* [Task to carry out] Filter the data below, keeping only lines that contain "female".

* [Exercise input]
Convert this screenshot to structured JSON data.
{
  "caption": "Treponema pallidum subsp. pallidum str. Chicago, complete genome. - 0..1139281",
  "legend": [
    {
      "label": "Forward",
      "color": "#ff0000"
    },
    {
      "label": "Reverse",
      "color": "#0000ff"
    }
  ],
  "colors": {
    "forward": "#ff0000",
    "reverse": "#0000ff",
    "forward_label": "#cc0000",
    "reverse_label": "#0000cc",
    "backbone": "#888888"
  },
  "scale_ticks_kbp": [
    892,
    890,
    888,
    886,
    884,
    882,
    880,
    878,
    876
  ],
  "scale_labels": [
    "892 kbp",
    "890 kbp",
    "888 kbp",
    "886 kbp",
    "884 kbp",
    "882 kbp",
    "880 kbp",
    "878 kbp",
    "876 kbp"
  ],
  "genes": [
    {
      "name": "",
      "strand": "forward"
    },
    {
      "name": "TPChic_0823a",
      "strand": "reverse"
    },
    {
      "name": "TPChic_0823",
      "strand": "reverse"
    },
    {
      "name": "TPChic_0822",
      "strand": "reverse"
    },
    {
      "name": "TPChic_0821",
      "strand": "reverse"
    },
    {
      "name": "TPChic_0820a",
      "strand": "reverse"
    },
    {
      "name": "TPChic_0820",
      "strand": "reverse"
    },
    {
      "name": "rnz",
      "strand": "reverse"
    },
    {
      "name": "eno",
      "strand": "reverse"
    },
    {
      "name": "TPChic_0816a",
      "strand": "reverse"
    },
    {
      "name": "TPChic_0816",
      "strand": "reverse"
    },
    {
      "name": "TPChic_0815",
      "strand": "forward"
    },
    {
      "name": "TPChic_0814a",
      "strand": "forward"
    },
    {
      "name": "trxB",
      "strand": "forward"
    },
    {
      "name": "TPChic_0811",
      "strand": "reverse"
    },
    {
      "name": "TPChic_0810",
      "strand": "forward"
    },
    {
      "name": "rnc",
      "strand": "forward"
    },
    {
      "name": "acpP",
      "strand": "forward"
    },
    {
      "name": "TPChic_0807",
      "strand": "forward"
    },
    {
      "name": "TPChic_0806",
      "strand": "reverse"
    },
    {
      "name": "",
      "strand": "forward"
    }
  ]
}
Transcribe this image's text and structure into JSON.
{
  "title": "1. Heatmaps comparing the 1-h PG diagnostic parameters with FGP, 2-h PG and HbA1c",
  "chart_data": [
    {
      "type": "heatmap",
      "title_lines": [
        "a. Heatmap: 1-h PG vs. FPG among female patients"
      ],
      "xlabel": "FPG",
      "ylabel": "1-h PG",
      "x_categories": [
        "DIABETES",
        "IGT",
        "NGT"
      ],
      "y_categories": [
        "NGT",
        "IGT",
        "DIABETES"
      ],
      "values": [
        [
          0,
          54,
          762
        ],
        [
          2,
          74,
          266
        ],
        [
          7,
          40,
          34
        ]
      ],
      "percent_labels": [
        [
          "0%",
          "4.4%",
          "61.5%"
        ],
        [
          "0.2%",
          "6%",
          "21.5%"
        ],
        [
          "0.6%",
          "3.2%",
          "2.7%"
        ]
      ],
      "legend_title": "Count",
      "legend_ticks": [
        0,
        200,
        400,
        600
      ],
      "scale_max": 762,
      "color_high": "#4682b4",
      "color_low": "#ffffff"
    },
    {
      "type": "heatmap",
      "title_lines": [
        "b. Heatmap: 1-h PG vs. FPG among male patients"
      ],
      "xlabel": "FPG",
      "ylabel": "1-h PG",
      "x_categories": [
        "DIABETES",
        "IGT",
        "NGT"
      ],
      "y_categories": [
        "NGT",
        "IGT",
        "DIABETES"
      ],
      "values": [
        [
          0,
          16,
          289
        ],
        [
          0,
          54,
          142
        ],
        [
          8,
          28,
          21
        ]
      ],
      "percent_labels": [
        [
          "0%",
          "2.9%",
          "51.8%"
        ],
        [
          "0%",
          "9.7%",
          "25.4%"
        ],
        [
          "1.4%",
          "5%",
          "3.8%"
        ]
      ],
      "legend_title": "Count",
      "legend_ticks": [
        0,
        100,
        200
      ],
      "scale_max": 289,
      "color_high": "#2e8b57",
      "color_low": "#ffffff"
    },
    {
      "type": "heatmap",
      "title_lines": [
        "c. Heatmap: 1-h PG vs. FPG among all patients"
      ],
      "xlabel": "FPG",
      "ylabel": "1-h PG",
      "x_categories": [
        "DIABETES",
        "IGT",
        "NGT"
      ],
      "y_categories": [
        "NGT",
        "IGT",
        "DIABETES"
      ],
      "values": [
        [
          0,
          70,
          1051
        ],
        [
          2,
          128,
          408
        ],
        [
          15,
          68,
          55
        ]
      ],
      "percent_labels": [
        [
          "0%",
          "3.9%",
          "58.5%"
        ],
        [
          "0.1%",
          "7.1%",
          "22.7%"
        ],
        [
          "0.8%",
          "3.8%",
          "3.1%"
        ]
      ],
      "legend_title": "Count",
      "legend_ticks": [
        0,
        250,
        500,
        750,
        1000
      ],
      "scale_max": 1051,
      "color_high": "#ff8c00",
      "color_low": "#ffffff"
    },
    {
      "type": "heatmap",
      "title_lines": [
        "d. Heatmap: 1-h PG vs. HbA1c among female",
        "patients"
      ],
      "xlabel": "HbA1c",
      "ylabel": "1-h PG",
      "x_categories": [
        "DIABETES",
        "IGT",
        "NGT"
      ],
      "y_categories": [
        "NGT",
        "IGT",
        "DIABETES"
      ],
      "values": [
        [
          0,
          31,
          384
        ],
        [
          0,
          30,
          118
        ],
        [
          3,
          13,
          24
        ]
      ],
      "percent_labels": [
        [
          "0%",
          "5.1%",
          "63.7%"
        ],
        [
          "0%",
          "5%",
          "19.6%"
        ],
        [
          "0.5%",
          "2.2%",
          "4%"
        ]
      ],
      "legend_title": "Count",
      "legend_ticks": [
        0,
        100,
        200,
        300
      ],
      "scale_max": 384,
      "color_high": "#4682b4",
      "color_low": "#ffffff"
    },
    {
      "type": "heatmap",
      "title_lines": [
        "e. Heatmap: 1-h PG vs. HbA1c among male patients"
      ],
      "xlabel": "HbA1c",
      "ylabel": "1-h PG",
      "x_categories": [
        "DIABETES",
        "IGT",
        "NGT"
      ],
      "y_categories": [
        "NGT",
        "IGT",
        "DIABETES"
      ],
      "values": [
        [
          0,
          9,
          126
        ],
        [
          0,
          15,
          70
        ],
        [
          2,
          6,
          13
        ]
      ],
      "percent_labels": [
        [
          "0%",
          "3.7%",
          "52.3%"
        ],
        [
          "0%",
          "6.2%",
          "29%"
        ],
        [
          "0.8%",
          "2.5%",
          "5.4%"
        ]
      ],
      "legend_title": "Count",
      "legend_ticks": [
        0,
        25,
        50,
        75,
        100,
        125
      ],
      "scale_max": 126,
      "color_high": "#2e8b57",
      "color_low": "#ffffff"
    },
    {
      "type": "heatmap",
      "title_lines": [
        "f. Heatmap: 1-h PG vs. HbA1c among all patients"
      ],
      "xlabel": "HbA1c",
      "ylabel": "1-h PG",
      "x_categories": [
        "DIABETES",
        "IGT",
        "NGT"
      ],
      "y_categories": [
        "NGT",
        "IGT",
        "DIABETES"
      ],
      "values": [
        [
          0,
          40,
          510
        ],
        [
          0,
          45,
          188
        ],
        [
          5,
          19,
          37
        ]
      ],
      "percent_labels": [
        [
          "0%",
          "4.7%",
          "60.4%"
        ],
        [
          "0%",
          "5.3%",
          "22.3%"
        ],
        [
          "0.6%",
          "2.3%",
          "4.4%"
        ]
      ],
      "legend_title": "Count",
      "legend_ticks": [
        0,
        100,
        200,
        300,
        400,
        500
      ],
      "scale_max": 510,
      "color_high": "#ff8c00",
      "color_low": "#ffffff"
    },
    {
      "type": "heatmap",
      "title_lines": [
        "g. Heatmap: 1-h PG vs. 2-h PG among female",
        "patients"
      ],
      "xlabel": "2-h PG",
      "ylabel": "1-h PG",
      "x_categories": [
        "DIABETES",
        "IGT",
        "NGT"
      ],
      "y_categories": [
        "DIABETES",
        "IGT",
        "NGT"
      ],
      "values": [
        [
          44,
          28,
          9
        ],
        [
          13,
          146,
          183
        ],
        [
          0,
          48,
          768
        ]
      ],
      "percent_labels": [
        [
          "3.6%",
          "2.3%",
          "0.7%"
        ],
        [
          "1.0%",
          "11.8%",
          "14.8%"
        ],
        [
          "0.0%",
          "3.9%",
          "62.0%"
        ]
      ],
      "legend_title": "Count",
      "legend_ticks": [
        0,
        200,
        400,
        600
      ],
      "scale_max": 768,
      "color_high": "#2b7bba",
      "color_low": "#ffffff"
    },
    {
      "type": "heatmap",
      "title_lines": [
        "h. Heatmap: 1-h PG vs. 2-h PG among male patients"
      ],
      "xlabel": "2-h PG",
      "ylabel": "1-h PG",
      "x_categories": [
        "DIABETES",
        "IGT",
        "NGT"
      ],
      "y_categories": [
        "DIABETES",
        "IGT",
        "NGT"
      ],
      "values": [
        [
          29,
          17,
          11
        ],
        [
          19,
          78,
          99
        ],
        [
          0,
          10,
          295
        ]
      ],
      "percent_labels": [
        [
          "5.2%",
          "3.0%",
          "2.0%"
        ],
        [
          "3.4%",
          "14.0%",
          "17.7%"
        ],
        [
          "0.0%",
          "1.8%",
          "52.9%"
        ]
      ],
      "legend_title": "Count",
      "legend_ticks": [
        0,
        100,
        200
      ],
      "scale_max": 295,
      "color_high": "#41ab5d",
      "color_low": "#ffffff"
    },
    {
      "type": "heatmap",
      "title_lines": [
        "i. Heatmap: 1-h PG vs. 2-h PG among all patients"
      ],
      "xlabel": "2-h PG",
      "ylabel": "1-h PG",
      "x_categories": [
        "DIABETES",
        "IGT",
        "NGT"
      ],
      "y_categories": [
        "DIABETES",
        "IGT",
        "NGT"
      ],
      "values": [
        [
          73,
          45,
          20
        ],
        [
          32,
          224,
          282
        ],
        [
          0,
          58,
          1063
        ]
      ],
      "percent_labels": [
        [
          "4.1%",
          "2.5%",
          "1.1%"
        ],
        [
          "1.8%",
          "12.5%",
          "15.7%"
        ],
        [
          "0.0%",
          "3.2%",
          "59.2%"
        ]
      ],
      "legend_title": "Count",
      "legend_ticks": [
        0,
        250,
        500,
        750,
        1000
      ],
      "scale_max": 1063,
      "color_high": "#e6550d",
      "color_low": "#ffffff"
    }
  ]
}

* [Your response]
        "a. Heatmap: 1-h PG vs. FPG among female patients"
        "d. Heatmap: 1-h PG vs. HbA1c among female",
        "g. Heatmap: 1-h PG vs. 2-h PG among female",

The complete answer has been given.